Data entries
>>>

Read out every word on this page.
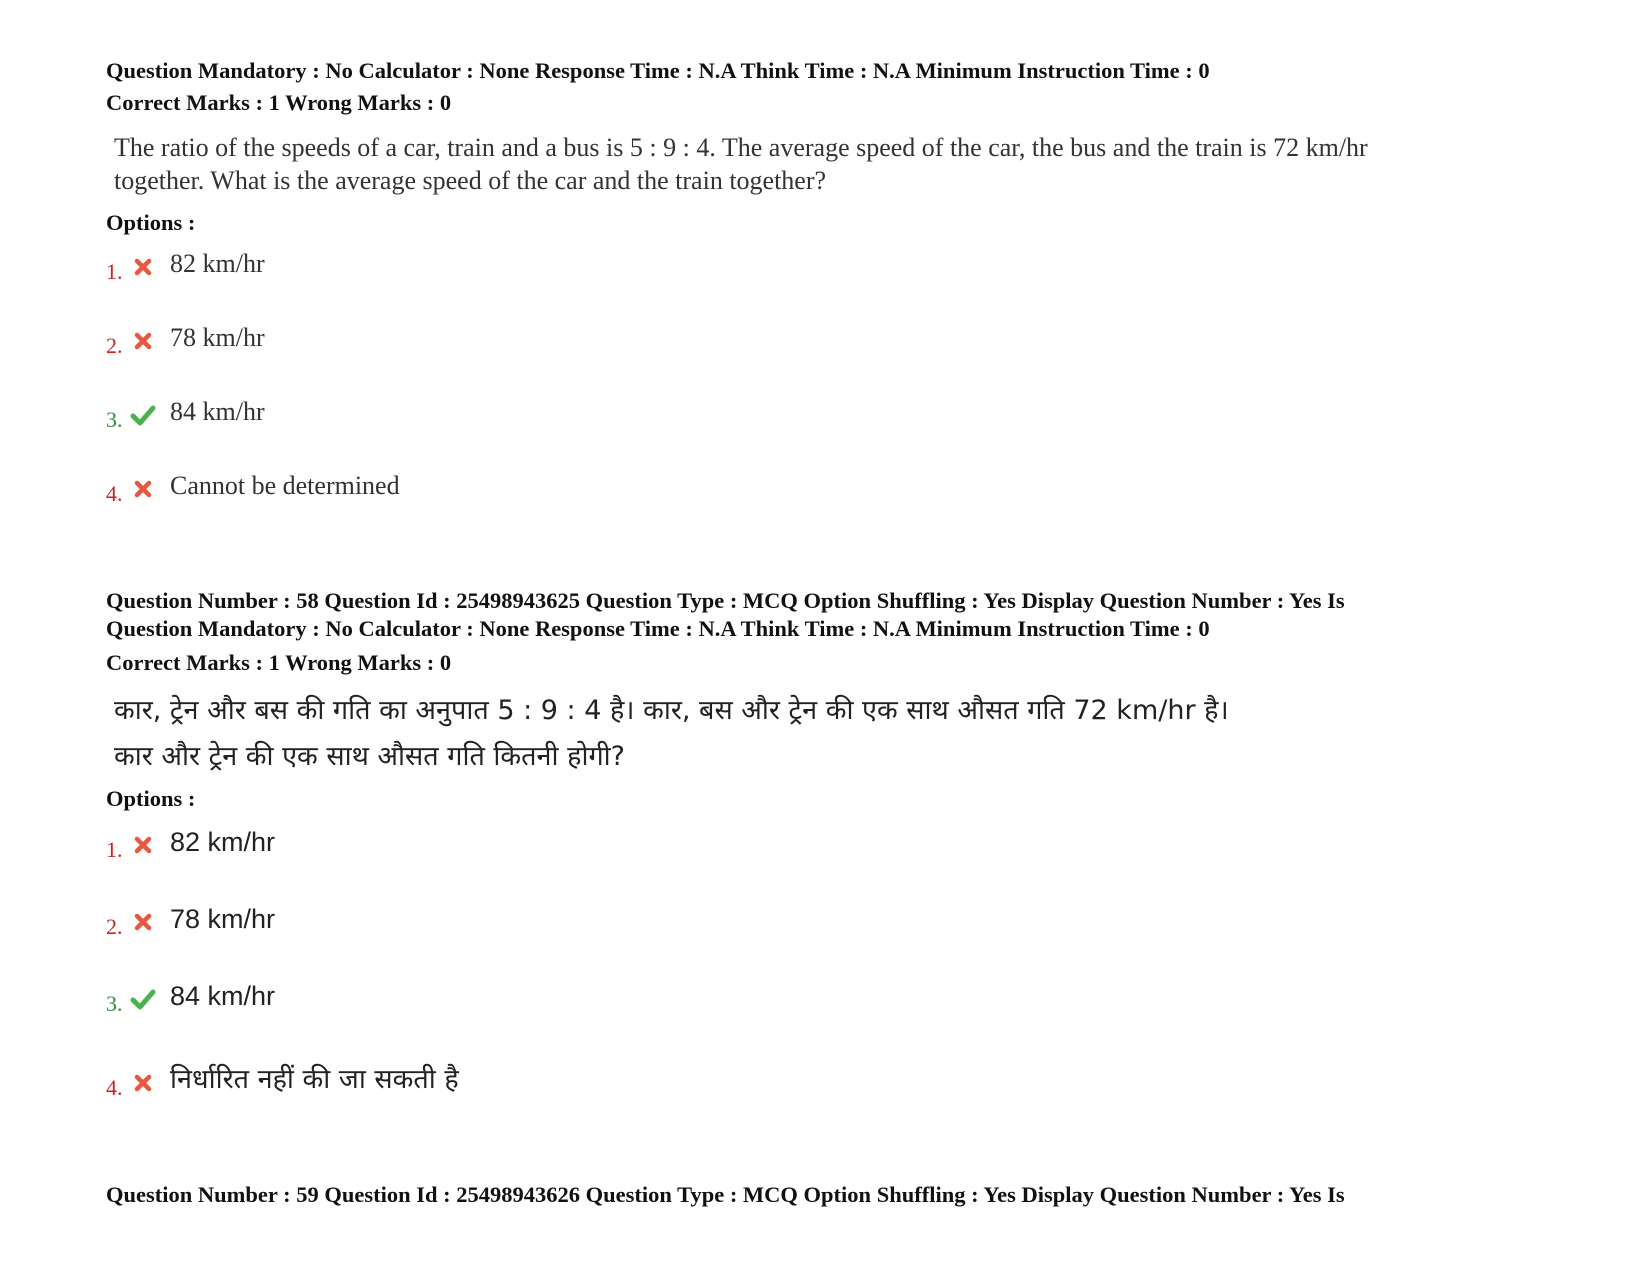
Question Mandatory : No Calculator : None Response Time : N.A Think Time : N.A Minimum Instruction Time : 0
Correct Marks : 1 Wrong Marks : 0
The ratio of the speeds of a car, train and a bus is 5 : 9 : 4. The average speed of the car, the bus and the train is 72 km/hr
together. What is the average speed of the car and the train together?
Options :
1. 82 km/hr
2. 78 km/hr
3. 84 km/hr
4. Cannot be determined
Question Number : 58 Question Id : 25498943625 Question Type : MCQ Option Shuffling : Yes Display Question Number : Yes Is
Question Mandatory : No Calculator : None Response Time : N.A Think Time : N.A Minimum Instruction Time : 0
Correct Marks : 1 Wrong Marks : 0
कार, ट्रेन और बस की गति का अनुपात 5 : 9 : 4 है। कार, बस और ट्रेन की एक साथ औसत गति 72 km/hr है।
कार और ट्रेन की एक साथ औसत गति कितनी होगी?
Options :
1. 82 km/hr
2. 78 km/hr
3. 84 km/hr
4. निर्धारित नहीं की जा सकती है
Question Number : 59 Question Id : 25498943626 Question Type : MCQ Option Shuffling : Yes Display Question Number : Yes Is
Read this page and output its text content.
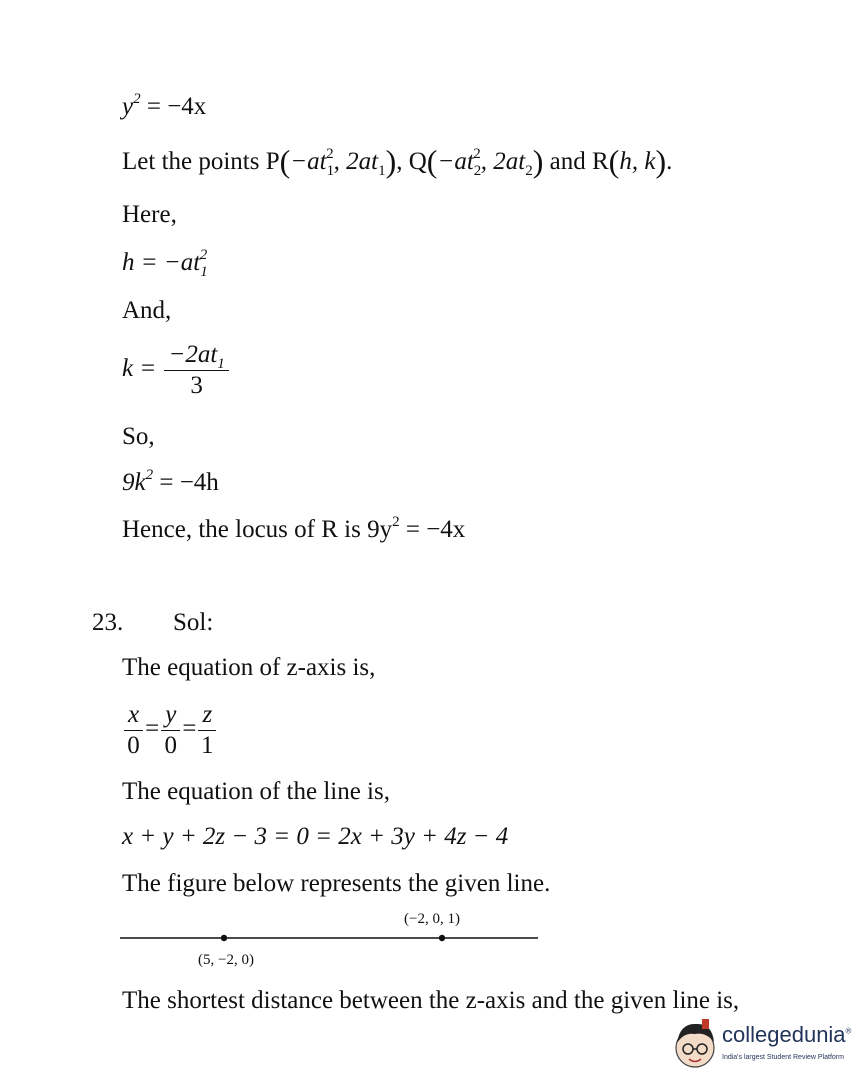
$y^2 = -4x$
Let the points $P(-at_1^2$, $2at_1$), $Q(-at_2^2$, $2at_2$) and R(h, k).
Here,
$h = -at_1^2$
And,
$k = \frac{-2at_1}{3}$
So,
$9k^2 = -4h$
Hence, the locus of R is $9y^2 = -4x$
23. Sol:
The equation of z-axis is,
$\frac{x}{0} = \frac{y}{0} = \frac{z}{1}$
The equation of the line is,
x + y + 2z − 3 = 0 = 2x + 3y + 4z − 4
The figure below represents the given line.
(5, −2, 0)
(−2, 0, 1)
The shortest distance between the z-axis and the given line is,
collegedunia®
India's largest Student Review Platform
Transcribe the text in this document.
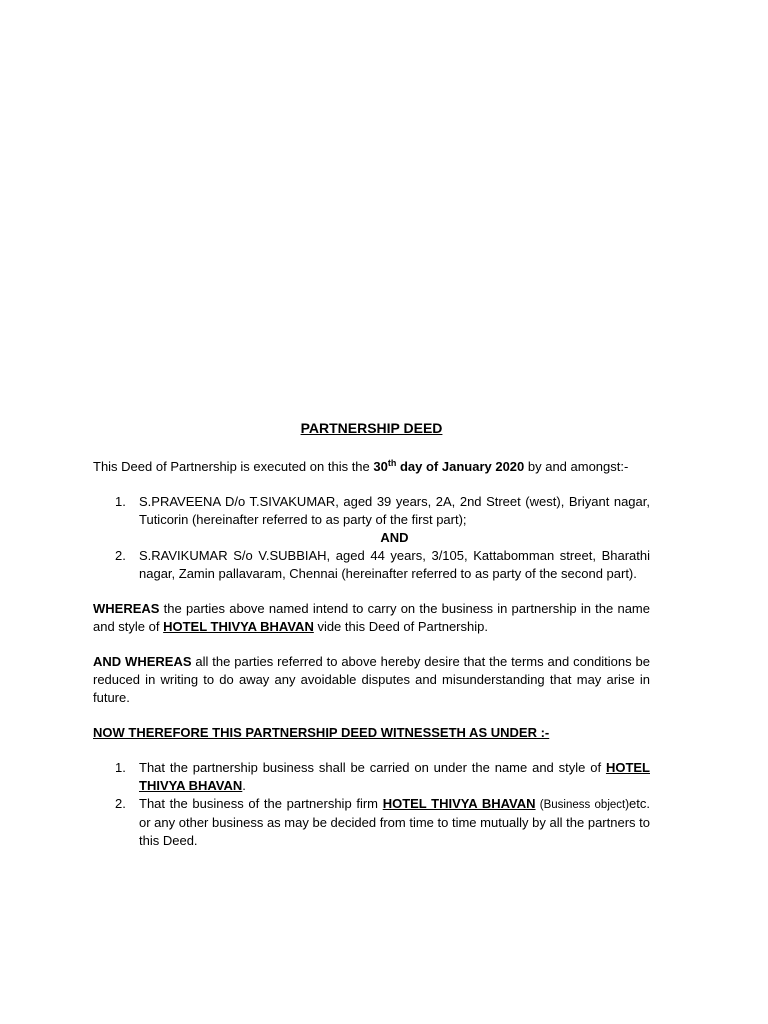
PARTNERSHIP DEED

This Deed of Partnership is executed on this the 30th day of January 2020 by and amongst:-

1. S.PRAVEENA D/o T.SIVAKUMAR, aged 39 years, 2A, 2nd Street (west), Briyant nagar, Tuticorin (hereinafter referred to as party of the first part);
AND
2. S.RAVIKUMAR S/o V.SUBBIAH, aged 44 years, 3/105, Kattabomman street, Bharathi nagar, Zamin pallavaram, Chennai (hereinafter referred to as party of the second part).

WHEREAS the parties above named intend to carry on the business in partnership in the name and style of HOTEL THIVYA BHAVAN vide this Deed of Partnership.

AND WHEREAS all the parties referred to above hereby desire that the terms and conditions be reduced in writing to do away any avoidable disputes and misunderstanding that may arise in future.

NOW THEREFORE THIS PARTNERSHIP DEED WITNESSETH AS UNDER :-
1. That the partnership business shall be carried on under the name and style of HOTEL THIVYA BHAVAN.
2. That the business of the partnership firm HOTEL THIVYA BHAVAN (Business object)etc. or any other business as may be decided from time to time mutually by all the partners to this Deed.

<<<

**Instruction**
The lines to write out run from the one containing "Transcribe the text in this document." through the final line of the material above, both included; write them out exactly, with no pictures.

**Result of the task**
Transcribe the text in this document.
PARTNERSHIP DEED

This Deed of Partnership is executed on this the 30th day of January 2020 by and amongst:-

1. S.PRAVEENA D/o T.SIVAKUMAR, aged 39 years, 2A, 2nd Street (west), Briyant nagar, Tuticorin (hereinafter referred to as party of the first part);
AND
2. S.RAVIKUMAR S/o V.SUBBIAH, aged 44 years, 3/105, Kattabomman street, Bharathi nagar, Zamin pallavaram, Chennai (hereinafter referred to as party of the second part).

WHEREAS the parties above named intend to carry on the business in partnership in the name and style of HOTEL THIVYA BHAVAN vide this Deed of Partnership.

AND WHEREAS all the parties referred to above hereby desire that the terms and conditions be reduced in writing to do away any avoidable disputes and misunderstanding that may arise in future.

NOW THEREFORE THIS PARTNERSHIP DEED WITNESSETH AS UNDER :-
1. That the partnership business shall be carried on under the name and style of HOTEL THIVYA BHAVAN.
2. That the business of the partnership firm HOTEL THIVYA BHAVAN (Business object)etc. or any other business as may be decided from time to time mutually by all the partners to this Deed.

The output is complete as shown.